The data:
————————

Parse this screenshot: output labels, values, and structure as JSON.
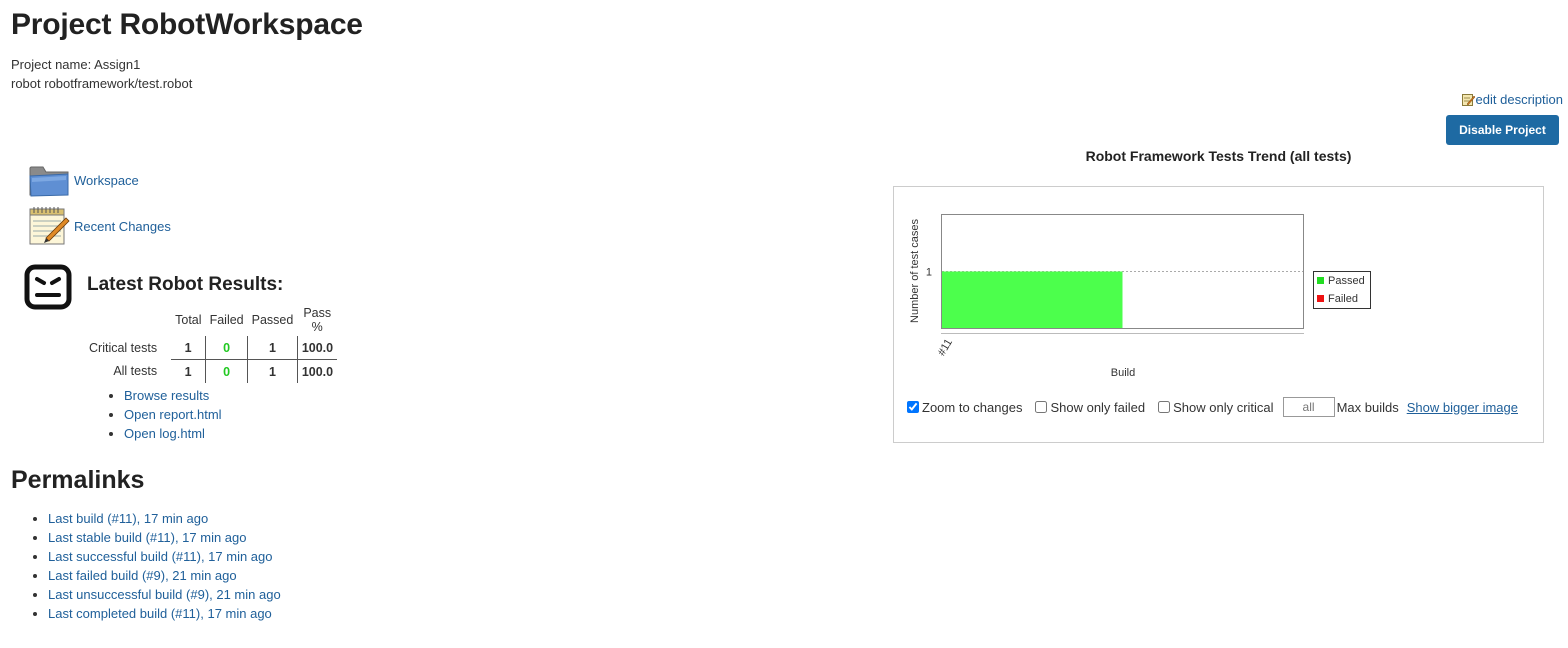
{
  "header": {
    "title": "Project RobotWorkspace",
    "description_lines": [
      "Project name: Assign1",
      "robot robotframework/test.robot"
    ],
    "edit_description": "edit description",
    "disable_button": "Disable Project"
  },
  "sidebar": {
    "items": [
      {
        "label": "Workspace",
        "icon": "folder-icon"
      },
      {
        "label": "Recent Changes",
        "icon": "notepad-icon"
      }
    ]
  },
  "robot_results": {
    "title": "Latest Robot Results:",
    "columns": [
      "Total",
      "Failed",
      "Passed",
      "Pass %"
    ],
    "rows": [
      {
        "label": "Critical tests",
        "total": "1",
        "failed": "0",
        "passed": "1",
        "pass_pct": "100.0"
      },
      {
        "label": "All tests",
        "total": "1",
        "failed": "0",
        "passed": "1",
        "pass_pct": "100.0"
      }
    ],
    "links": [
      "Browse results",
      "Open report.html",
      "Open log.html"
    ]
  },
  "permalinks": {
    "title": "Permalinks",
    "items": [
      "Last build (#11), 17 min ago",
      "Last stable build (#11), 17 min ago",
      "Last successful build (#11), 17 min ago",
      "Last failed build (#9), 21 min ago",
      "Last unsuccessful build (#9), 21 min ago",
      "Last completed build (#11), 17 min ago"
    ]
  },
  "trend": {
    "title": "Robot Framework Tests Trend (all tests)",
    "controls": {
      "zoom_to_changes": "Zoom to changes",
      "zoom_checked": true,
      "show_only_failed": "Show only failed",
      "show_only_critical": "Show only critical",
      "max_builds_value": "all",
      "max_builds_label": "Max builds",
      "show_bigger": "Show bigger image"
    }
  },
  "chart_data": {
    "type": "area",
    "title": "",
    "xlabel": "Build",
    "ylabel": "Number of test cases",
    "categories": [
      "#11"
    ],
    "series": [
      {
        "name": "Passed",
        "values": [
          1
        ],
        "color": "#4cff4c"
      },
      {
        "name": "Failed",
        "values": [
          0
        ],
        "color": "#ee1111"
      }
    ],
    "y_ticks": [
      "1"
    ],
    "legend": "right"
  }
}
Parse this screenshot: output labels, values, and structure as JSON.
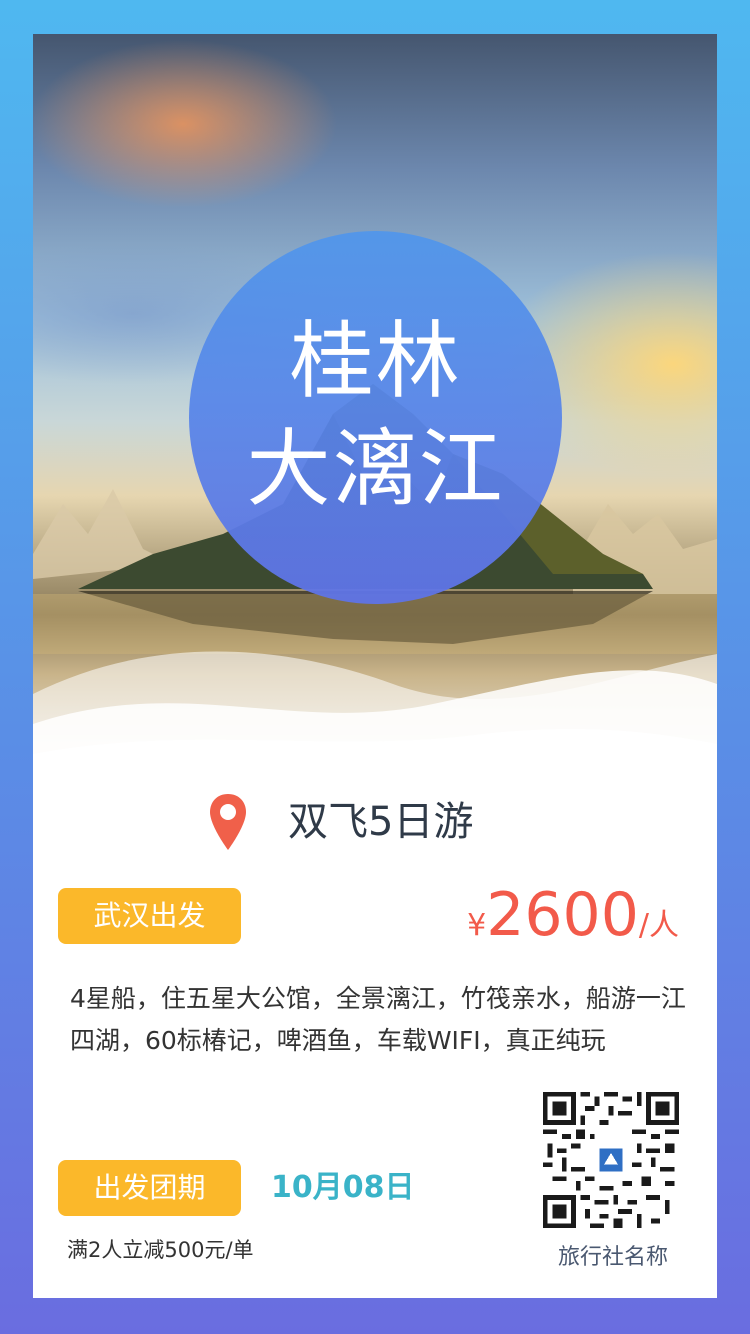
{
  "poster": {
    "title_line1": "桂林",
    "title_line2": "大漓江",
    "subtitle": "双飞5日游",
    "departure_label": "武汉出发",
    "price": {
      "currency": "¥",
      "amount": "2600",
      "unit": "/人"
    },
    "description": "4星船，住五星大公馆，全景漓江，竹筏亲水，船游一江四湖，60标椿记，啤酒鱼，车载WIFI，真正纯玩",
    "schedule_label": "出发团期",
    "schedule_date": "10月08日",
    "promo_note": "满2人立减500元/单",
    "agency_name": "旅行社名称"
  },
  "icons": [
    "location-pin-icon",
    "qr-code-icon"
  ],
  "colors": {
    "background_top": "#4fb8f0",
    "background_bottom": "#6a6de0",
    "pill": "#fbb82a",
    "price": "#f25a4a",
    "date": "#3ab3c8",
    "pin": "#f0604a",
    "circle": "#5f8ee8"
  }
}
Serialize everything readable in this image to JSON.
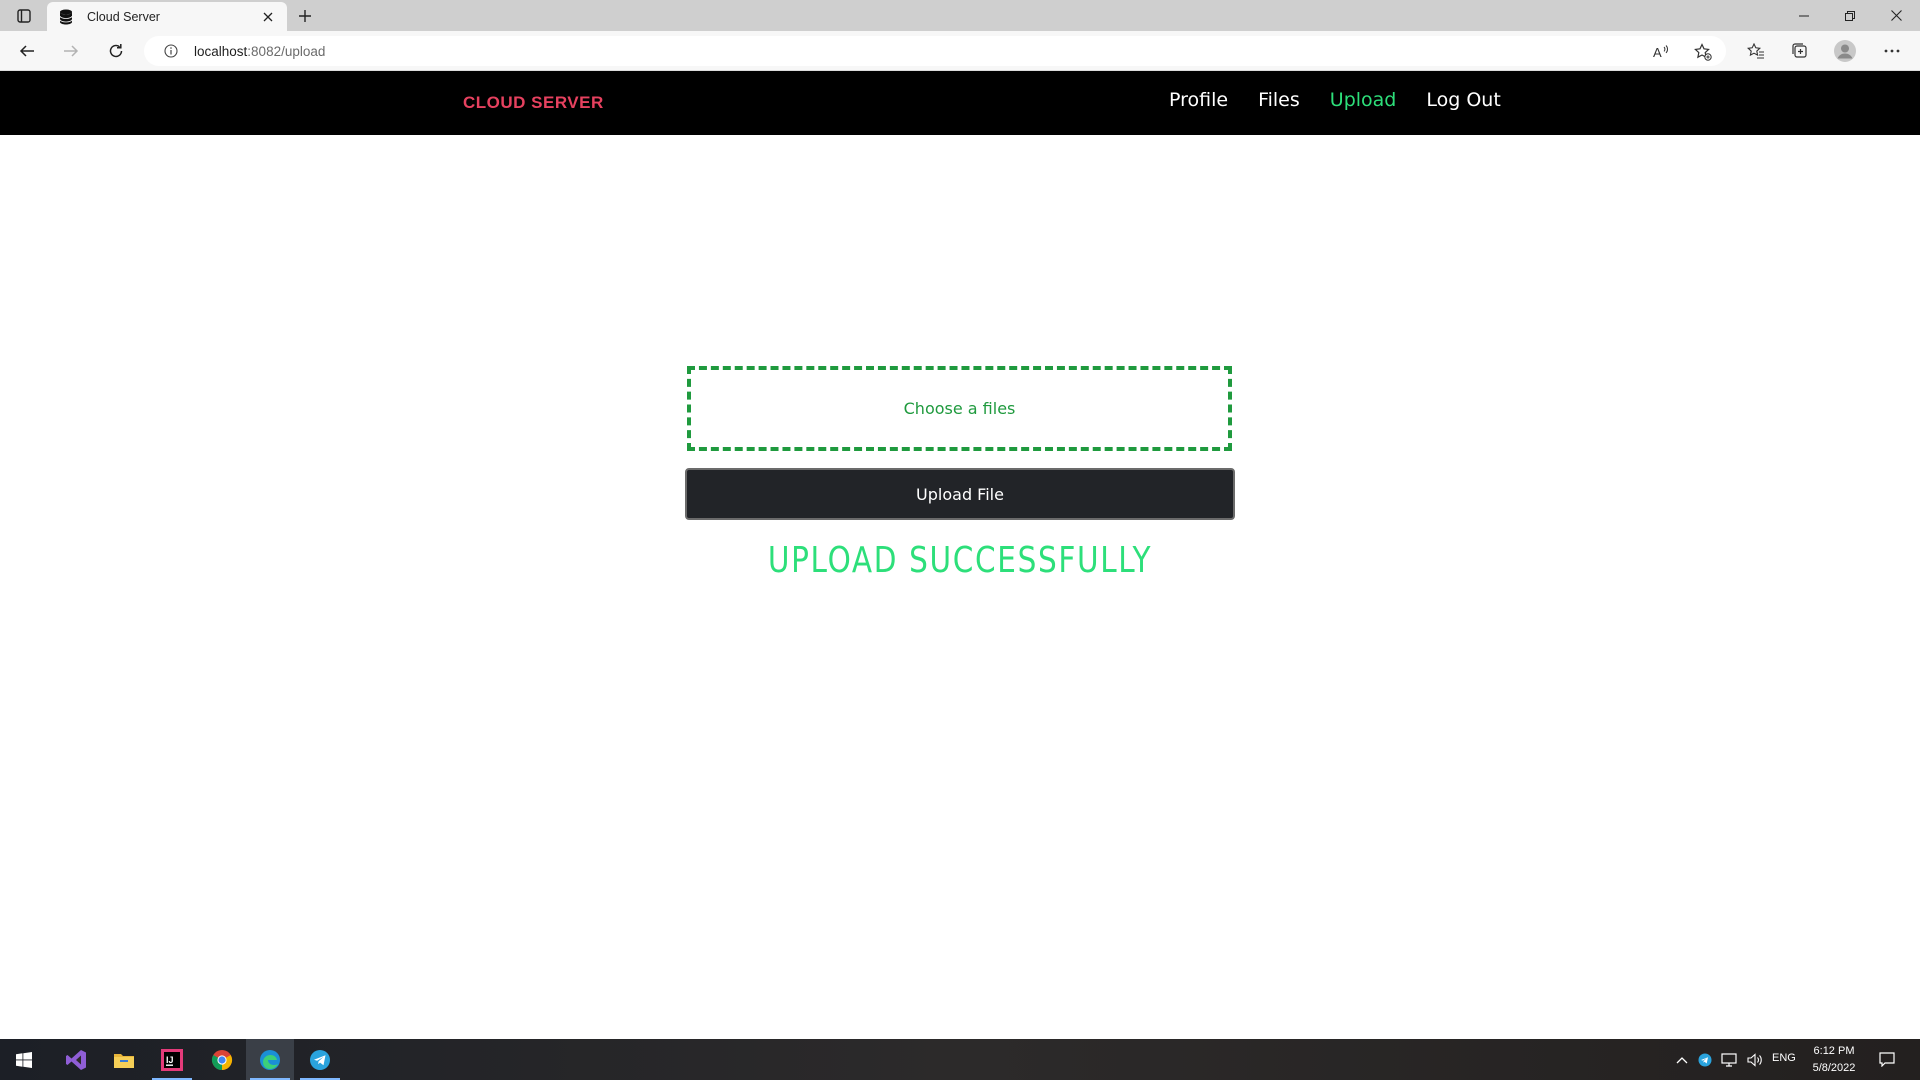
{
  "browser": {
    "tab_title": "Cloud Server",
    "url_host": "localhost",
    "url_rest": ":8082/upload"
  },
  "site": {
    "brand": "CLOUD SERVER",
    "nav": {
      "profile": "Profile",
      "files": "Files",
      "upload": "Upload",
      "logout": "Log Out"
    },
    "colors": {
      "brand": "#e6415f",
      "active_link": "#2ddf7a",
      "success": "#2ddf7a",
      "dropzone": "#1f9a3e",
      "button_bg": "#222428"
    }
  },
  "main": {
    "dropzone_label": "Choose a files",
    "upload_button": "Upload File",
    "status": "UPLOAD SUCCESSFULLY"
  },
  "taskbar": {
    "lang": "ENG",
    "time": "6:12 PM",
    "date": "5/8/2022",
    "apps": [
      "windows-start-icon",
      "visual-studio-icon",
      "file-explorer-icon",
      "intellij-icon",
      "chrome-icon",
      "edge-icon",
      "telegram-icon"
    ]
  }
}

————————

Task: Scan the records for the string "Project". Copy each line in which it appears.

The response:
    "title": "Project RobotWorkspace",
      "Project name: Assign1",
    "disable_button": "Disable Project"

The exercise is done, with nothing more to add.